SET EXERCISE:
Skip the pictures. Repeat everything else in the records word for word.

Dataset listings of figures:
######
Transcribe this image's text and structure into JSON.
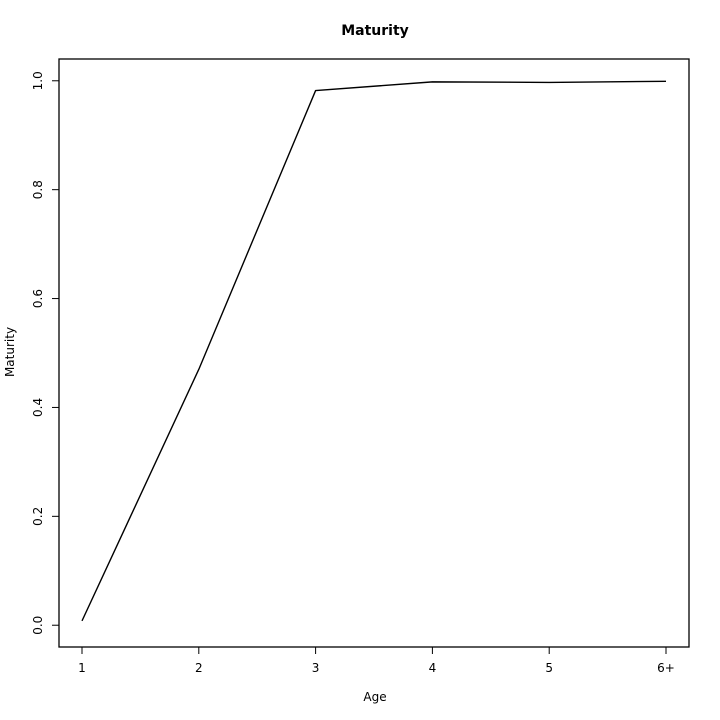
{
  "chart_data": {
    "type": "line",
    "title": "Maturity",
    "xlabel": "Age",
    "ylabel": "Maturity",
    "categories": [
      "1",
      "2",
      "3",
      "4",
      "5",
      "6+"
    ],
    "yticks": [
      "0.0",
      "0.2",
      "0.4",
      "0.6",
      "0.8",
      "1.0"
    ],
    "ylim": [
      -0.04,
      1.04
    ],
    "grid": false,
    "legend": "none",
    "series": [
      {
        "values": [
          0.008,
          0.47,
          0.982,
          0.998,
          0.997,
          0.999
        ],
        "color": "#000000"
      }
    ]
  }
}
######
RESPONSE:
Transcribe this image's text and structure into JSON.
{
  "chart_data": {
    "type": "line",
    "title": "Maturity",
    "xlabel": "Age",
    "ylabel": "Maturity",
    "categories": [
      "1",
      "2",
      "3",
      "4",
      "5",
      "6+"
    ],
    "yticks": [
      "0.0",
      "0.2",
      "0.4",
      "0.6",
      "0.8",
      "1.0"
    ],
    "ylim": [
      -0.04,
      1.04
    ],
    "grid": false,
    "legend": "none",
    "series": [
      {
        "values": [
          0.008,
          0.47,
          0.982,
          0.998,
          0.997,
          0.999
        ],
        "color": "#000000"
      }
    ]
  }
}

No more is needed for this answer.